● **Task instructions**: Search the material below for the string "this" and list each line that holds it.
begin Provided records
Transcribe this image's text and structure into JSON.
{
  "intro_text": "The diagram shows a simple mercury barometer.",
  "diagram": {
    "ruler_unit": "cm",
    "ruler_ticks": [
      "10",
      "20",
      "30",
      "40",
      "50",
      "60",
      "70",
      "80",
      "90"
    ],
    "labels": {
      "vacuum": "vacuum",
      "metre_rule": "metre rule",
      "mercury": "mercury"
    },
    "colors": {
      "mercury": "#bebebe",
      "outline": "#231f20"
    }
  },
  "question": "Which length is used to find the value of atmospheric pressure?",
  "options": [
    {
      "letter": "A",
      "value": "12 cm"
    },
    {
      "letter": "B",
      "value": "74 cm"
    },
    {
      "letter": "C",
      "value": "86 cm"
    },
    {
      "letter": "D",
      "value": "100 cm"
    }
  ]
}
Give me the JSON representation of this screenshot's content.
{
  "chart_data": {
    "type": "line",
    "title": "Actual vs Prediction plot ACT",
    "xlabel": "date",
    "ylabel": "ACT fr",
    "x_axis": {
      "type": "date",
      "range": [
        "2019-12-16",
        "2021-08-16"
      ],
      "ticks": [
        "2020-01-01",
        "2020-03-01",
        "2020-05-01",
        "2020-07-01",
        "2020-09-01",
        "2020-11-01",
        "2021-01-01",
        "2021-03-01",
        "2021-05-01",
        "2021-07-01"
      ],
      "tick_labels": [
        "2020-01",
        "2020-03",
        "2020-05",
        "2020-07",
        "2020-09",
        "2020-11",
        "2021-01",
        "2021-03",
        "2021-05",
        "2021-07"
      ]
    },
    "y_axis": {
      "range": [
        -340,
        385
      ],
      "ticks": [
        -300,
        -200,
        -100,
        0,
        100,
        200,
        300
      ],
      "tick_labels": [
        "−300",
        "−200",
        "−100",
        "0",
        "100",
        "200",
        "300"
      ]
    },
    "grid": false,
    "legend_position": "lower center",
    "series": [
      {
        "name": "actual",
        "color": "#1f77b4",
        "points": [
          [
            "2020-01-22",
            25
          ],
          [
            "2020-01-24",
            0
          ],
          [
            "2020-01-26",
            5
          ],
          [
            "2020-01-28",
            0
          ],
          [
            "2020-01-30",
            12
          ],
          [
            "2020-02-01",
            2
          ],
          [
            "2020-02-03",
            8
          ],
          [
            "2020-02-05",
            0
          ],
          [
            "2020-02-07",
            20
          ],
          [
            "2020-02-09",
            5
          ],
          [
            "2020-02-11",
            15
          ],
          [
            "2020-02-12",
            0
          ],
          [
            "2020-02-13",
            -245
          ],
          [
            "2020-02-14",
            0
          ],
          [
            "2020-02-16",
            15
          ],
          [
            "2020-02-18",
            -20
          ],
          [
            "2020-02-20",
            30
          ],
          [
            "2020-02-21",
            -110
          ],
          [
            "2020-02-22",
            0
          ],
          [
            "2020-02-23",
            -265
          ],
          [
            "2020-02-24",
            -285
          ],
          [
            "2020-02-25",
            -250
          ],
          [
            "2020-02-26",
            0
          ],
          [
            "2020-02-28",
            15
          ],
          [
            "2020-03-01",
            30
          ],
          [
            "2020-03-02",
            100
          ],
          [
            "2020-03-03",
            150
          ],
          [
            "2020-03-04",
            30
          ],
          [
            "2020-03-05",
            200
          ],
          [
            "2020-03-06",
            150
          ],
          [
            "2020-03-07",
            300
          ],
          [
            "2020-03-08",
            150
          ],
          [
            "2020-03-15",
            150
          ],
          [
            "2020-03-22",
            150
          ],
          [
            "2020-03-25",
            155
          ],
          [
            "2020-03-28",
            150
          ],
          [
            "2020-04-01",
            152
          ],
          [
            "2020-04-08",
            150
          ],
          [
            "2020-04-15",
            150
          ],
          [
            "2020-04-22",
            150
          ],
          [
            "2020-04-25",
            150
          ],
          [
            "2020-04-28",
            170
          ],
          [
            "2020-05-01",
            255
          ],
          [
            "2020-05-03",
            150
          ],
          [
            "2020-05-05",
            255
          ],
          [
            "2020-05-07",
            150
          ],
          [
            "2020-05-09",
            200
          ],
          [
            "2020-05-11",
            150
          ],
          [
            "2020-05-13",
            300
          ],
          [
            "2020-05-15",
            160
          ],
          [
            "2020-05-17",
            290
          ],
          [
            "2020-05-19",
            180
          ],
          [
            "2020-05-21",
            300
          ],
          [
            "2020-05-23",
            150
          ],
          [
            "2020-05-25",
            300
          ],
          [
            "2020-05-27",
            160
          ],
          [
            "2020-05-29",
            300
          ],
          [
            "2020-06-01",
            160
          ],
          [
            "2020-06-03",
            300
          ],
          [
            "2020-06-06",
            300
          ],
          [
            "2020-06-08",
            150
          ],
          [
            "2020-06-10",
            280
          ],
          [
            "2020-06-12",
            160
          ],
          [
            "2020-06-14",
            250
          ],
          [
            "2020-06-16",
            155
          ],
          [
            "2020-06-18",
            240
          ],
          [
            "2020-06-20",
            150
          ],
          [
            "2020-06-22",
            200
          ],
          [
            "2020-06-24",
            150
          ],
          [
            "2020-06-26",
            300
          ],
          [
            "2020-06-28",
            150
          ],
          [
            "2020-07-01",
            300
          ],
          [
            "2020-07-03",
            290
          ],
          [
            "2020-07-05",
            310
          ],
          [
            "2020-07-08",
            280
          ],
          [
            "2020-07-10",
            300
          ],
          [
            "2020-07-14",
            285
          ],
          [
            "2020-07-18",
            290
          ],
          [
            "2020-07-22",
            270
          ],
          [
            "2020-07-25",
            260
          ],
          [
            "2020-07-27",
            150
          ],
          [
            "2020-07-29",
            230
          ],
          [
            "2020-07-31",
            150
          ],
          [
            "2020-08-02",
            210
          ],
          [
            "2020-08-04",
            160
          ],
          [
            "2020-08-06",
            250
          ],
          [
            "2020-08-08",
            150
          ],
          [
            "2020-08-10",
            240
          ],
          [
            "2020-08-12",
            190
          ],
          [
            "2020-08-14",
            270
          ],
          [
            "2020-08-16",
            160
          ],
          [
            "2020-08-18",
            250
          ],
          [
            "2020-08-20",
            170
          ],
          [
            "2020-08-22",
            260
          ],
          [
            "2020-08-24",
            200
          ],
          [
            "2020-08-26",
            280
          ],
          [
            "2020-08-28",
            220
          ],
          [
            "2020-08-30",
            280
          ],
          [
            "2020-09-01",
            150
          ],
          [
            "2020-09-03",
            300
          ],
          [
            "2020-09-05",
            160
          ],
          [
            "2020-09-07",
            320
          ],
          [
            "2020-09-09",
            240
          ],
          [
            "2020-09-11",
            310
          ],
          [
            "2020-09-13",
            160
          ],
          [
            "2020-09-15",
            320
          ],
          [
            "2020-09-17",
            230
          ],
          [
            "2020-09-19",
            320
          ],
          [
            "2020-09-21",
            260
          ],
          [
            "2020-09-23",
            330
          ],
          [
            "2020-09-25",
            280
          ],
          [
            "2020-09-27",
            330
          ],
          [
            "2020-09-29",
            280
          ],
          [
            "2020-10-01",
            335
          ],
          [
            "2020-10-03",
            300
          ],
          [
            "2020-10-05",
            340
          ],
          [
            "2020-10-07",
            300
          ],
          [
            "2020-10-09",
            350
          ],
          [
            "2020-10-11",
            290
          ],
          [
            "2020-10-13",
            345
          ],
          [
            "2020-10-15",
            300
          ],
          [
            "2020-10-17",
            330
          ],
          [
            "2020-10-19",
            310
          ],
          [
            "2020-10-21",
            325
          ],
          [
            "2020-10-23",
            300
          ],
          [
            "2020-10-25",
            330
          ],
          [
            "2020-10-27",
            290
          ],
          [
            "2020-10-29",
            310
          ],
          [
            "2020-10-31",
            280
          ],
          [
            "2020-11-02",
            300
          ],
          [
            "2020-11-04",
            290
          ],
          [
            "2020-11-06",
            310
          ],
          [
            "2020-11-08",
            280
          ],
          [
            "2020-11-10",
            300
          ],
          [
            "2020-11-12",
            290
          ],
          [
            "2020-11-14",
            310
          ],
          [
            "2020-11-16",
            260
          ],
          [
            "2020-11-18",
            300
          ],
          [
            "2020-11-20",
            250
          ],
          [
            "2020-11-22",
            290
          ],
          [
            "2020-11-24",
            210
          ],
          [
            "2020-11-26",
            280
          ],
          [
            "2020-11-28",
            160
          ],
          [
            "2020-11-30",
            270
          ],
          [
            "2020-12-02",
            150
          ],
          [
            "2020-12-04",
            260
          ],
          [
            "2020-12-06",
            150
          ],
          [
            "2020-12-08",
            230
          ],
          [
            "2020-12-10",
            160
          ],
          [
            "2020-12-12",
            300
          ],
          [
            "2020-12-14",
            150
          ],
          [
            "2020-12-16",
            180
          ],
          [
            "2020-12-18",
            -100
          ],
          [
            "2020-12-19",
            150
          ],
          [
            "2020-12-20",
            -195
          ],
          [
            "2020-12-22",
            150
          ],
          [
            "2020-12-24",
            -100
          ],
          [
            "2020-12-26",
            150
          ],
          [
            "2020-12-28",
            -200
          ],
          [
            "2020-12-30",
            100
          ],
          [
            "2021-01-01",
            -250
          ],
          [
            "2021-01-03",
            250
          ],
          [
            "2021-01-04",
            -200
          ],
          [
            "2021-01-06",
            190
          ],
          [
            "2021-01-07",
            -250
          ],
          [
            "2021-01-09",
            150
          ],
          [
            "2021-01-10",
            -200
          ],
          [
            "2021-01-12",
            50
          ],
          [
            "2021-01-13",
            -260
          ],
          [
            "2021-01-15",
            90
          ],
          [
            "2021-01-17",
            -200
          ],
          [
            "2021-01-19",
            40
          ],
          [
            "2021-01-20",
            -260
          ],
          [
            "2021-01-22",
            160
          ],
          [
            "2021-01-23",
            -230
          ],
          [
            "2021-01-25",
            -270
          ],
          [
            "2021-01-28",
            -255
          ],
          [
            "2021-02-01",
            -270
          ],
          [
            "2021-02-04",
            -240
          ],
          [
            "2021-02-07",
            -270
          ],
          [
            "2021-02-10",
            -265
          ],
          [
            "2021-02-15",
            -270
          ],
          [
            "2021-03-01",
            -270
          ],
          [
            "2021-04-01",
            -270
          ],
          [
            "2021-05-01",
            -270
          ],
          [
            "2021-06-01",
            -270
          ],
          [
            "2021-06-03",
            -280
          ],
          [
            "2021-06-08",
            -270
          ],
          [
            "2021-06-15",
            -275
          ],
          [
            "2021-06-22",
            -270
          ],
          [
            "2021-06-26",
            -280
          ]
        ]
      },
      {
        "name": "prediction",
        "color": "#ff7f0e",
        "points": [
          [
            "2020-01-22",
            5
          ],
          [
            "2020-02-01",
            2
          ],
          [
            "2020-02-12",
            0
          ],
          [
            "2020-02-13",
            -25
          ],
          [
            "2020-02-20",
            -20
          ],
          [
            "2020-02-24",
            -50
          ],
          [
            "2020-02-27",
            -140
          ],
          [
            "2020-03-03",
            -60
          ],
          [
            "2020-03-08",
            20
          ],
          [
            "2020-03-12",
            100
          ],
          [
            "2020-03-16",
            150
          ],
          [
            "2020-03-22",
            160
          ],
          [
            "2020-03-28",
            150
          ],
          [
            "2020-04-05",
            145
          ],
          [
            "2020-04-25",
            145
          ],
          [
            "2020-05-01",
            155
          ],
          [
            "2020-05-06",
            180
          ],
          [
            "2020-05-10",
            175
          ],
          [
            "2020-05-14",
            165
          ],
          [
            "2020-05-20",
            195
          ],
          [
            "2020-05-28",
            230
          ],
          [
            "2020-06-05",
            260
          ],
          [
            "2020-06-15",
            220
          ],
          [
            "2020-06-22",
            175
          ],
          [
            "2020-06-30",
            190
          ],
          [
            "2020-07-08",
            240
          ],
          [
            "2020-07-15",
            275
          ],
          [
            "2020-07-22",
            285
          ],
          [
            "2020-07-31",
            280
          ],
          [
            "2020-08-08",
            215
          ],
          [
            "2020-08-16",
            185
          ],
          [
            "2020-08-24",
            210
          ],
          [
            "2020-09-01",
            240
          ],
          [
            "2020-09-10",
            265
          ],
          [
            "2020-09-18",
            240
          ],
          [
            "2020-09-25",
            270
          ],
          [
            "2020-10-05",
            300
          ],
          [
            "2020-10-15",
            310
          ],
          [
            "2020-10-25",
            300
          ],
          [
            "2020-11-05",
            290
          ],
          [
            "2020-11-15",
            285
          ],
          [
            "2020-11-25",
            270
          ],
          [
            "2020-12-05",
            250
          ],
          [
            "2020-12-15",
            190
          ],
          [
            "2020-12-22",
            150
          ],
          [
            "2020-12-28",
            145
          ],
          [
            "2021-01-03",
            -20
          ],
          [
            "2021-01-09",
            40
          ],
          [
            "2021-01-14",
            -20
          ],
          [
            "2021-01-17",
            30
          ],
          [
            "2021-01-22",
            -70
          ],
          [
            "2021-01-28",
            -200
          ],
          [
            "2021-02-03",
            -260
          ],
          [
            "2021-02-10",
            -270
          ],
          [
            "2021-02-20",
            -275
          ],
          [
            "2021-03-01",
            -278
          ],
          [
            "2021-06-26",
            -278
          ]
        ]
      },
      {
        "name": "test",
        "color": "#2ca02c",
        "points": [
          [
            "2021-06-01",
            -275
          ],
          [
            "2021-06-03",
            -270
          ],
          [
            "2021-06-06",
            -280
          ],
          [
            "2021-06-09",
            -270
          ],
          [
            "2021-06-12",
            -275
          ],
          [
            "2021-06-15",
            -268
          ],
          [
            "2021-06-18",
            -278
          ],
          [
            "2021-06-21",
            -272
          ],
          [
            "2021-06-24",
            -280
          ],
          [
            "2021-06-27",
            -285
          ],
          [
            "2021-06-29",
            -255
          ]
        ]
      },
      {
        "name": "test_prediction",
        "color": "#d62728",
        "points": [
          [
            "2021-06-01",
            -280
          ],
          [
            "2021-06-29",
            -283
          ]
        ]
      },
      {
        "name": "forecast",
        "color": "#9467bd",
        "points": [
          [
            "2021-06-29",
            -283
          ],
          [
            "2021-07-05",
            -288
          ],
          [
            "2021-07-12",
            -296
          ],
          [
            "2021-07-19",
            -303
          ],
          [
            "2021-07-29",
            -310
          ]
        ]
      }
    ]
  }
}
end Provided records
● **Final answer**:
Transcribe this image's text and structure into JSON.
Give me the JSON representation of this screenshot's content.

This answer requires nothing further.